#### Given exercise:
Write out the listing in full, matching it word for word.

[Collection entries]

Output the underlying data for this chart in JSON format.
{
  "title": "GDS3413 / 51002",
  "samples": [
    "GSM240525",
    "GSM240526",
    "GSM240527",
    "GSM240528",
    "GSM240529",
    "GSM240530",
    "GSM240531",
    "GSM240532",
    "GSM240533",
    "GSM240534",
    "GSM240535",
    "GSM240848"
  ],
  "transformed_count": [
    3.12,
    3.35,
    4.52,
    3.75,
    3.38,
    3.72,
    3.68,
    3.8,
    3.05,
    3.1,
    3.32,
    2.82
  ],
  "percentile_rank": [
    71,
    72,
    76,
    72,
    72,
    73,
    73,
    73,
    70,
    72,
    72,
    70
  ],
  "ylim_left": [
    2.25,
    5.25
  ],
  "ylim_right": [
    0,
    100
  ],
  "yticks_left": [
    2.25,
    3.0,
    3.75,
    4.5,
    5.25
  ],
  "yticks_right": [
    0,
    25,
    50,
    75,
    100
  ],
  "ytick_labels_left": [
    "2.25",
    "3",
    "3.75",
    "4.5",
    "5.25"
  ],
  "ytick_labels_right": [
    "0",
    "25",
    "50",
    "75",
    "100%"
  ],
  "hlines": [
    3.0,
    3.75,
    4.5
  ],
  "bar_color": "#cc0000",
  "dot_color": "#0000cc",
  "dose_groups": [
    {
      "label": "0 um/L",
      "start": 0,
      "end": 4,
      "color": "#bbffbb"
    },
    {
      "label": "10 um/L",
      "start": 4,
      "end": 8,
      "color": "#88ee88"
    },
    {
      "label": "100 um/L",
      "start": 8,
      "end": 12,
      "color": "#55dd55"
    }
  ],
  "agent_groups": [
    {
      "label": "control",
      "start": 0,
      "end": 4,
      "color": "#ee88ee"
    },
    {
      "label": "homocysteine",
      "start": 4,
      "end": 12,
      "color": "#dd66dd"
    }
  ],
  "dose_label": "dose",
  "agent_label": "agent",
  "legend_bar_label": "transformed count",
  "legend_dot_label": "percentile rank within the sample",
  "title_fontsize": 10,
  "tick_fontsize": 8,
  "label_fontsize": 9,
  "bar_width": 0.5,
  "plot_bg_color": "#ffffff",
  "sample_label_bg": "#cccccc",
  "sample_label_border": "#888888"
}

#### Result:
Output the underlying data for this chart in JSON format.
{
  "title": "GDS3413 / 51002",
  "samples": [
    "GSM240525",
    "GSM240526",
    "GSM240527",
    "GSM240528",
    "GSM240529",
    "GSM240530",
    "GSM240531",
    "GSM240532",
    "GSM240533",
    "GSM240534",
    "GSM240535",
    "GSM240848"
  ],
  "transformed_count": [
    3.12,
    3.35,
    4.52,
    3.75,
    3.38,
    3.72,
    3.68,
    3.8,
    3.05,
    3.1,
    3.32,
    2.82
  ],
  "percentile_rank": [
    71,
    72,
    76,
    72,
    72,
    73,
    73,
    73,
    70,
    72,
    72,
    70
  ],
  "ylim_left": [
    2.25,
    5.25
  ],
  "ylim_right": [
    0,
    100
  ],
  "yticks_left": [
    2.25,
    3.0,
    3.75,
    4.5,
    5.25
  ],
  "yticks_right": [
    0,
    25,
    50,
    75,
    100
  ],
  "ytick_labels_left": [
    "2.25",
    "3",
    "3.75",
    "4.5",
    "5.25"
  ],
  "ytick_labels_right": [
    "0",
    "25",
    "50",
    "75",
    "100%"
  ],
  "hlines": [
    3.0,
    3.75,
    4.5
  ],
  "bar_color": "#cc0000",
  "dot_color": "#0000cc",
  "dose_groups": [
    {
      "label": "0 um/L",
      "start": 0,
      "end": 4,
      "color": "#bbffbb"
    },
    {
      "label": "10 um/L",
      "start": 4,
      "end": 8,
      "color": "#88ee88"
    },
    {
      "label": "100 um/L",
      "start": 8,
      "end": 12,
      "color": "#55dd55"
    }
  ],
  "agent_groups": [
    {
      "label": "control",
      "start": 0,
      "end": 4,
      "color": "#ee88ee"
    },
    {
      "label": "homocysteine",
      "start": 4,
      "end": 12,
      "color": "#dd66dd"
    }
  ],
  "dose_label": "dose",
  "agent_label": "agent",
  "legend_bar_label": "transformed count",
  "legend_dot_label": "percentile rank within the sample",
  "title_fontsize": 10,
  "tick_fontsize": 8,
  "label_fontsize": 9,
  "bar_width": 0.5,
  "plot_bg_color": "#ffffff",
  "sample_label_bg": "#cccccc",
  "sample_label_border": "#888888"
}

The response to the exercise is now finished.